■ Task brief: Determine the number of lines containing the word "informacions". Reply with it and nothing else.

■ Entries:
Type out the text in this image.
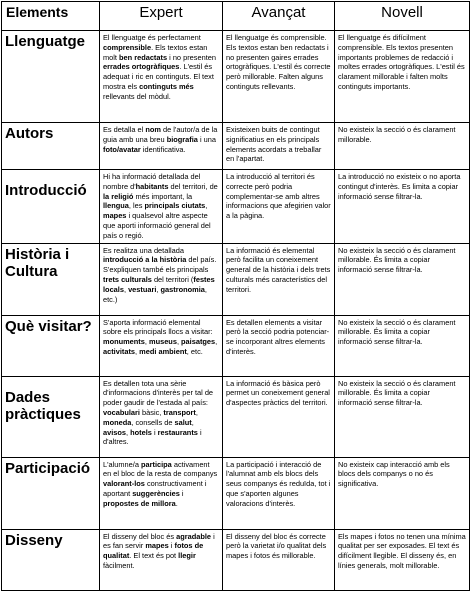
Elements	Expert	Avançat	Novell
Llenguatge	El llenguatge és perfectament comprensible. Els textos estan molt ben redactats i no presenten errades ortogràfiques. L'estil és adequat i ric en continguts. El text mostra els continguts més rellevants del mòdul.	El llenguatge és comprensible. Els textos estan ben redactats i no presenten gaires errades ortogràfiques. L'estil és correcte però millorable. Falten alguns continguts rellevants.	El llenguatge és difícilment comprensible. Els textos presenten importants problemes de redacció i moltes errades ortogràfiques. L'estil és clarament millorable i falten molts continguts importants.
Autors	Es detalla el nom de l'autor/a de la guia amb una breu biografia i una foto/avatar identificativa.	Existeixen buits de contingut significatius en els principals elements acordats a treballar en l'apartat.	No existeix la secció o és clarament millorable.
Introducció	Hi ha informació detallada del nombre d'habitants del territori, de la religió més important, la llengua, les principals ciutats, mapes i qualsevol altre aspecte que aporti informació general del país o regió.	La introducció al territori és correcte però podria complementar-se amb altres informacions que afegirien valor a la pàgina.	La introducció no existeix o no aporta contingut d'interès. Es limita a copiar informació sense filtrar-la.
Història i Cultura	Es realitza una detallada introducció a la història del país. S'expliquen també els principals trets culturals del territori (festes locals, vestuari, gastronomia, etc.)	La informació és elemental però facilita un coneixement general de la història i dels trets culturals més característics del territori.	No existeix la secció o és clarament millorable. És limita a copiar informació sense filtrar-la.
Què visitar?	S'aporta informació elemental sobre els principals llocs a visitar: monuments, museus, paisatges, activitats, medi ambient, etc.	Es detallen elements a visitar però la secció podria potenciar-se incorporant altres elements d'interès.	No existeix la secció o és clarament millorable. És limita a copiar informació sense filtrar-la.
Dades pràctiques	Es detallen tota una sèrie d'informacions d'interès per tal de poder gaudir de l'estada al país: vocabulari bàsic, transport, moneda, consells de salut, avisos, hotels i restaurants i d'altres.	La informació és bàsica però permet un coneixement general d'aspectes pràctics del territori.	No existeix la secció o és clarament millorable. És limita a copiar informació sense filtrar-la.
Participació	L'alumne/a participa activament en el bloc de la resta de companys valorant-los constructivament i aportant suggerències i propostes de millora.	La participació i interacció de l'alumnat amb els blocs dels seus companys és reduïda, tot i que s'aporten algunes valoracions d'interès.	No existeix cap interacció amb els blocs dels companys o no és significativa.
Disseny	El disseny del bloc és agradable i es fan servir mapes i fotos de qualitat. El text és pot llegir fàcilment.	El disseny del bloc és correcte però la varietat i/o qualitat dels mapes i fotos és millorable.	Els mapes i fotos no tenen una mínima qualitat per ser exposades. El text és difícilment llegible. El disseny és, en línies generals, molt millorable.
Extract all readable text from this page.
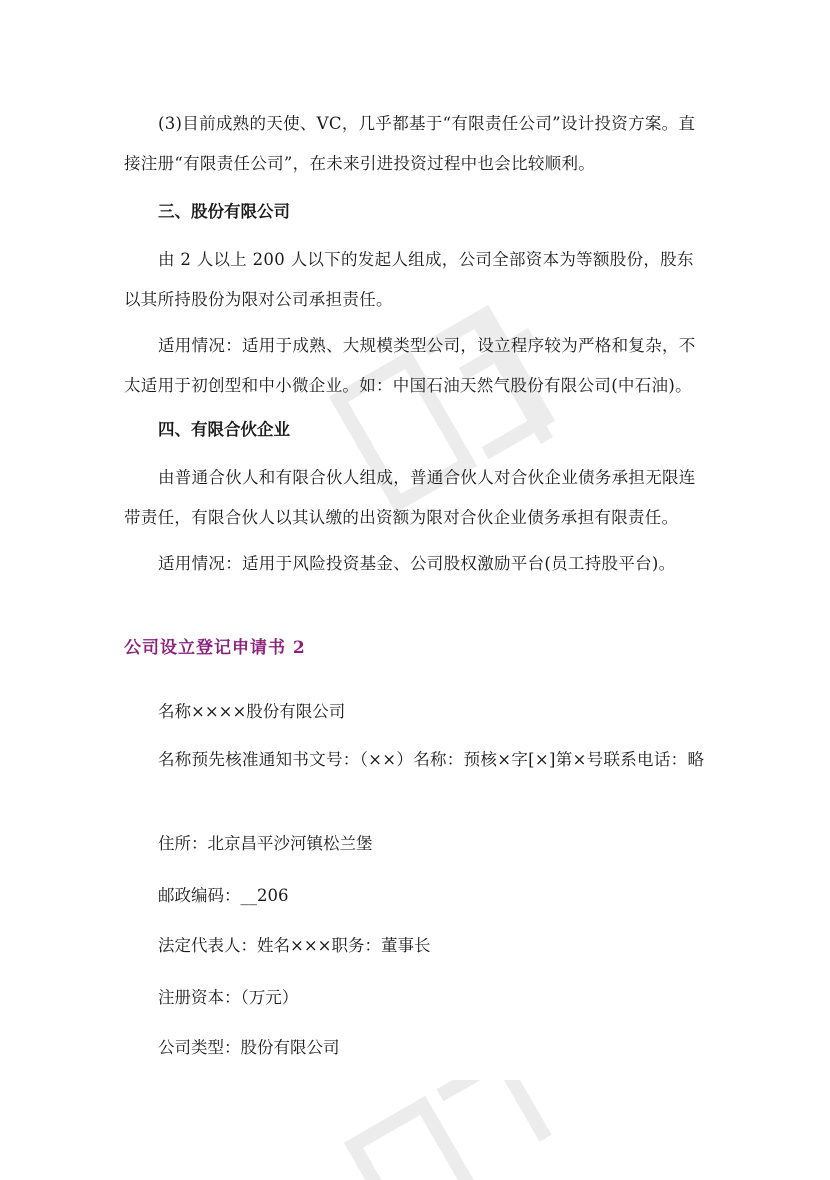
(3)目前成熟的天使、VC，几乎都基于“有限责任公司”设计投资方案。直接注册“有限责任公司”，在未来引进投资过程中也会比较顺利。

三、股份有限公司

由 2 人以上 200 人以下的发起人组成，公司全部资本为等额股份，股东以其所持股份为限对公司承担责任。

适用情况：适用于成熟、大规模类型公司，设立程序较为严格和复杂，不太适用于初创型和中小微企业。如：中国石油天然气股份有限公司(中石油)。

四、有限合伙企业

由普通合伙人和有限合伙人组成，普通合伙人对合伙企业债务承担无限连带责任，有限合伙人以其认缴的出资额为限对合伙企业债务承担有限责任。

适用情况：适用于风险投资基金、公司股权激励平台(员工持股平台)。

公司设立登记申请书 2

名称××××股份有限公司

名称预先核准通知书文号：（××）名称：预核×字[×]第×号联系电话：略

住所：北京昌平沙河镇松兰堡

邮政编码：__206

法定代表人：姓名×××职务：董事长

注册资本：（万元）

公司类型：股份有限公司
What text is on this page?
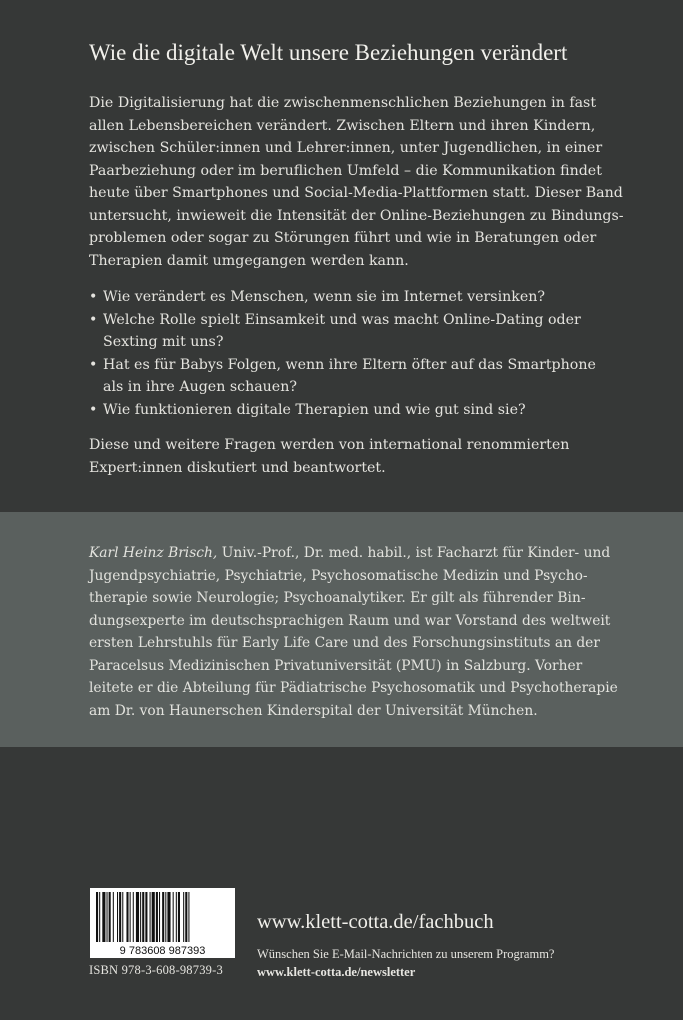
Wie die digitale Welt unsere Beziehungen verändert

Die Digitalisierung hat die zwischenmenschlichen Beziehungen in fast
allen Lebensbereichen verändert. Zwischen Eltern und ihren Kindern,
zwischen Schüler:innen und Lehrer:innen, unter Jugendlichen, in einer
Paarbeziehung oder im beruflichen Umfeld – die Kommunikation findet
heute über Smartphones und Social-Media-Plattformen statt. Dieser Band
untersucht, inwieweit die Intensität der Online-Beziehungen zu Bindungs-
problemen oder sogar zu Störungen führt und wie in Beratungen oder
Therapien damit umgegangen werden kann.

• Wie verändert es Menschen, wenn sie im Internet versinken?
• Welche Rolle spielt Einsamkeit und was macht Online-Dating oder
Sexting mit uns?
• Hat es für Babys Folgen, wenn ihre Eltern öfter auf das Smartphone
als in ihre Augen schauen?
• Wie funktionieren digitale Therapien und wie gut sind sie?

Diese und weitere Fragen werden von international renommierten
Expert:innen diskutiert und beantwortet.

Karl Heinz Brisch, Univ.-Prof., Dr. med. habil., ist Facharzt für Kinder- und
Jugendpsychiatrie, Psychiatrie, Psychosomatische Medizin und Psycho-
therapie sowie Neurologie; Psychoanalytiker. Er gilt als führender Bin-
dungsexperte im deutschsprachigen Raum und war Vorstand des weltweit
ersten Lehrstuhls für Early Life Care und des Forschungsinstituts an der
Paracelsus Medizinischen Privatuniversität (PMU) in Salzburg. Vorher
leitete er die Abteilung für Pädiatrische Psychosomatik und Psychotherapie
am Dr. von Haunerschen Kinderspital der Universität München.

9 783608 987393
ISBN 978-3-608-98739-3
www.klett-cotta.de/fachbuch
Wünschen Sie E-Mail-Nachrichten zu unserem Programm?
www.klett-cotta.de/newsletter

■ Result of the task: 2